What needs to be done: From the entries below, gather each line containing the word "audience".

(Saved entries)
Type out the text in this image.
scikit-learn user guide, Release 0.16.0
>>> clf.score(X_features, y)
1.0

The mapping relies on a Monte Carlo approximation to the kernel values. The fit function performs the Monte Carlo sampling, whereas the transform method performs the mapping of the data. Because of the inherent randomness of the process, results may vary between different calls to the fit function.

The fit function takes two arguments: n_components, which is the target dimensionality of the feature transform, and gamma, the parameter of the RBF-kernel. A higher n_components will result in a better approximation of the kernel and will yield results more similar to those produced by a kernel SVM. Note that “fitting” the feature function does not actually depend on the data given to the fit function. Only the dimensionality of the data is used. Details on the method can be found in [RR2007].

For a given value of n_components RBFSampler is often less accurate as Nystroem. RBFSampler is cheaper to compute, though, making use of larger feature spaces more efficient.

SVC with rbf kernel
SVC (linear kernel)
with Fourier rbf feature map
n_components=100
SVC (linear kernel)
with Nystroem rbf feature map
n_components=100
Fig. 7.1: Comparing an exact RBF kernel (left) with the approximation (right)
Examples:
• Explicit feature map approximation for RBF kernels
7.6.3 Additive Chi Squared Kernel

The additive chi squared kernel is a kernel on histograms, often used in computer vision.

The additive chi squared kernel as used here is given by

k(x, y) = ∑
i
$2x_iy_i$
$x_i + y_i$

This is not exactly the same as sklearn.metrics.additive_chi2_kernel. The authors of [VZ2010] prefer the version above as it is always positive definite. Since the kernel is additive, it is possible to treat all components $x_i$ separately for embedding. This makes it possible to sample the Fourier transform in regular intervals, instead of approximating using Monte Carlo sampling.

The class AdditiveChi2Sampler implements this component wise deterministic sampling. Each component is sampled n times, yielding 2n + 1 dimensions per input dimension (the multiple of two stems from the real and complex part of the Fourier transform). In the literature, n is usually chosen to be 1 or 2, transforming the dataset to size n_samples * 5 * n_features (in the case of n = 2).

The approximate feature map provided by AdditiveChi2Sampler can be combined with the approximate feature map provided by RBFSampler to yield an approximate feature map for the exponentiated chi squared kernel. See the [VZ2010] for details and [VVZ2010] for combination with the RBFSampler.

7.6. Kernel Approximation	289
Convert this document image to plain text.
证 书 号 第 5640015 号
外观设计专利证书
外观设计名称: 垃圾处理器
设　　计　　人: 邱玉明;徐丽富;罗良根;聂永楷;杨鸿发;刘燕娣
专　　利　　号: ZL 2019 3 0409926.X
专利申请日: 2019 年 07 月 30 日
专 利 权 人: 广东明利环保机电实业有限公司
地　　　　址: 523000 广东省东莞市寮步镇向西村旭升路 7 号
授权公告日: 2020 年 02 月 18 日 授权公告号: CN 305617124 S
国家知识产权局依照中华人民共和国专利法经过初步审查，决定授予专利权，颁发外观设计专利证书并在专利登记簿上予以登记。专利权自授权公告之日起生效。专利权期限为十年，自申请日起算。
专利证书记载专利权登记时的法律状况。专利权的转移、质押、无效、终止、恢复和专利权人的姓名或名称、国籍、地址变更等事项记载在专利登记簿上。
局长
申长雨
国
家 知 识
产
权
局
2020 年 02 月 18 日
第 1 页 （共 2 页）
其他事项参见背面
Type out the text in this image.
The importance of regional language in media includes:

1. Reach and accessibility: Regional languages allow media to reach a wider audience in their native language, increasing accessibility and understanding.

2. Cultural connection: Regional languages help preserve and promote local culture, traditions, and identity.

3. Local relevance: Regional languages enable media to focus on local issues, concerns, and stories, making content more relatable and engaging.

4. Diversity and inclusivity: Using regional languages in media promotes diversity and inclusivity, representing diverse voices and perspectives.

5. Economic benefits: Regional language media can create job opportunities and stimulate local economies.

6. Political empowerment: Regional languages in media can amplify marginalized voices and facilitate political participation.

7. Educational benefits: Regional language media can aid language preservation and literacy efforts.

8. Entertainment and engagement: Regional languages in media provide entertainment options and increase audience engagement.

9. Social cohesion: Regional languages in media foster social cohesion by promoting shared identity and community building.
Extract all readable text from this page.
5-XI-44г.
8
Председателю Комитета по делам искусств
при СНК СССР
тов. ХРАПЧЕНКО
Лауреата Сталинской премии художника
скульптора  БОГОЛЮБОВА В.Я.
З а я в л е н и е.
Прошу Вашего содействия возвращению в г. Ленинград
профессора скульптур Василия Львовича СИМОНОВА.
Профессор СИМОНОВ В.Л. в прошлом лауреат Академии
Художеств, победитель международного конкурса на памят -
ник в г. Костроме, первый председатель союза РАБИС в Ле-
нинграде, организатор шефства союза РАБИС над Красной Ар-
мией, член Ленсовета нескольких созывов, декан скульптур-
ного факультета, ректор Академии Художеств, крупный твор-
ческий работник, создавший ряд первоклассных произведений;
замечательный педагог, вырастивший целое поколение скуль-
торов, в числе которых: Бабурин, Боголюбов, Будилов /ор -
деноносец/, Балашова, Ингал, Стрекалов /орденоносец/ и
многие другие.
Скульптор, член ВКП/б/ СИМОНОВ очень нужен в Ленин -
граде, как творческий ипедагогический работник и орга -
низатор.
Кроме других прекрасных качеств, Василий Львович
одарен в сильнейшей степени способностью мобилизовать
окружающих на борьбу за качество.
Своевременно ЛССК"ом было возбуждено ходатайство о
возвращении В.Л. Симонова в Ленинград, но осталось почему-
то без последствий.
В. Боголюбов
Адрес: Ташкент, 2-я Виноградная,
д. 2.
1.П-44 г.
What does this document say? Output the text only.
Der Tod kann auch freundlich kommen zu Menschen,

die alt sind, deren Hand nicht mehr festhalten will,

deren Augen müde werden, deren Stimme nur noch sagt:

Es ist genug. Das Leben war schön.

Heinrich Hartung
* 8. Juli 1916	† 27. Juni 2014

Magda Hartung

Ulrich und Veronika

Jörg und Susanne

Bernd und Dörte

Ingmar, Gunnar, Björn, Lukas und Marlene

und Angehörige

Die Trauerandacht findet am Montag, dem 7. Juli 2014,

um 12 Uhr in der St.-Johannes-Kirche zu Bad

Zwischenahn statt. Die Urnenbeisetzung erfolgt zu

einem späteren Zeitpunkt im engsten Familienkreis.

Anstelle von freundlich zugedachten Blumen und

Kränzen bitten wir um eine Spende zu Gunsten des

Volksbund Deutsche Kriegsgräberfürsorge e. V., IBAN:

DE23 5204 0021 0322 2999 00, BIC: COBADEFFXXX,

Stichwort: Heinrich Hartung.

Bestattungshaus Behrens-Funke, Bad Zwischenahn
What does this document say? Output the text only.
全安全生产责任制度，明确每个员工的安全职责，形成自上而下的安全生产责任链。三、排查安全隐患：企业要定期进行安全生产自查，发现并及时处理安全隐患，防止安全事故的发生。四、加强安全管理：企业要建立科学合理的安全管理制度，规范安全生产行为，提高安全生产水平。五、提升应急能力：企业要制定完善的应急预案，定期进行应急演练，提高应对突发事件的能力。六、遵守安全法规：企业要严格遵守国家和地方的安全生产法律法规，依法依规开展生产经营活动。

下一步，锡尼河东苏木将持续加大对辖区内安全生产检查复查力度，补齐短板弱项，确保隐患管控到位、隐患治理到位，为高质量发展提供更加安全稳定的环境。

The completed task:
1. Reach and accessibility: Regional languages allow media to reach a wider audience in their native language, increasing accessibility and understanding.
8. Entertainment and engagement: Regional languages in media provide entertainment options and increase audience engagement.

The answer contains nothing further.